_What you will do_
Find the lines with "true" in them and copy them out.

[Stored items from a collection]
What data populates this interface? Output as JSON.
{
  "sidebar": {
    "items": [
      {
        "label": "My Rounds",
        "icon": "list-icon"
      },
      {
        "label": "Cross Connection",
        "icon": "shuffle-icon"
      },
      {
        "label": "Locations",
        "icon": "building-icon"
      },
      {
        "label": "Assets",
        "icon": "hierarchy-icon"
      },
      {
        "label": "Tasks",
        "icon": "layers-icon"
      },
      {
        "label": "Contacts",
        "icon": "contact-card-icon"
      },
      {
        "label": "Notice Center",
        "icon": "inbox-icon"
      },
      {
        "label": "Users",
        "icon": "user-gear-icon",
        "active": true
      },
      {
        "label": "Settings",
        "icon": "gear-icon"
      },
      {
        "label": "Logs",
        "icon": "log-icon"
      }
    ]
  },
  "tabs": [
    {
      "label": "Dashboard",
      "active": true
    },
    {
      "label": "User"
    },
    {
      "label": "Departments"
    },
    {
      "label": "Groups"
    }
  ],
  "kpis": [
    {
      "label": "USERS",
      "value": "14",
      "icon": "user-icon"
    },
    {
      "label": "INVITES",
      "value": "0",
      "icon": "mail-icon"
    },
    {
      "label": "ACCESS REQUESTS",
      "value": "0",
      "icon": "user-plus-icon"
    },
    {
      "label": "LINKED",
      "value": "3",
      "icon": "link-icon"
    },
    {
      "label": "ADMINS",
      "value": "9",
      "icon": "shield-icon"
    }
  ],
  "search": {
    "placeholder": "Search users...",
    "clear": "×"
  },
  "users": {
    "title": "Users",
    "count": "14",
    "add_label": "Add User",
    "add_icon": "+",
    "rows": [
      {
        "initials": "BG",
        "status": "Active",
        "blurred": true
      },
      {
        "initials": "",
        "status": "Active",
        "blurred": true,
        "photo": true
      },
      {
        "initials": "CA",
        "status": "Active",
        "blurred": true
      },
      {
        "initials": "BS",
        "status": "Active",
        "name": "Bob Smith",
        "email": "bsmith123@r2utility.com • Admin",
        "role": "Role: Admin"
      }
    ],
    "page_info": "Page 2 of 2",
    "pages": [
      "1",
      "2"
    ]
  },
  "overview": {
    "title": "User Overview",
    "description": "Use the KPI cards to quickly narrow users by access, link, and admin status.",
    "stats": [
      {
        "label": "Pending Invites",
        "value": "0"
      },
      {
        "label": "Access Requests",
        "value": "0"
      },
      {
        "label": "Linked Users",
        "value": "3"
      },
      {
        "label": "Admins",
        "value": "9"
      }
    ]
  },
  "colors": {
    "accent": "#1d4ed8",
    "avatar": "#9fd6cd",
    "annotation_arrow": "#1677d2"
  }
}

_The solution_
        "active": true
      "active": true
        "blurred": true
        "blurred": true,
        "photo": true
        "blurred": true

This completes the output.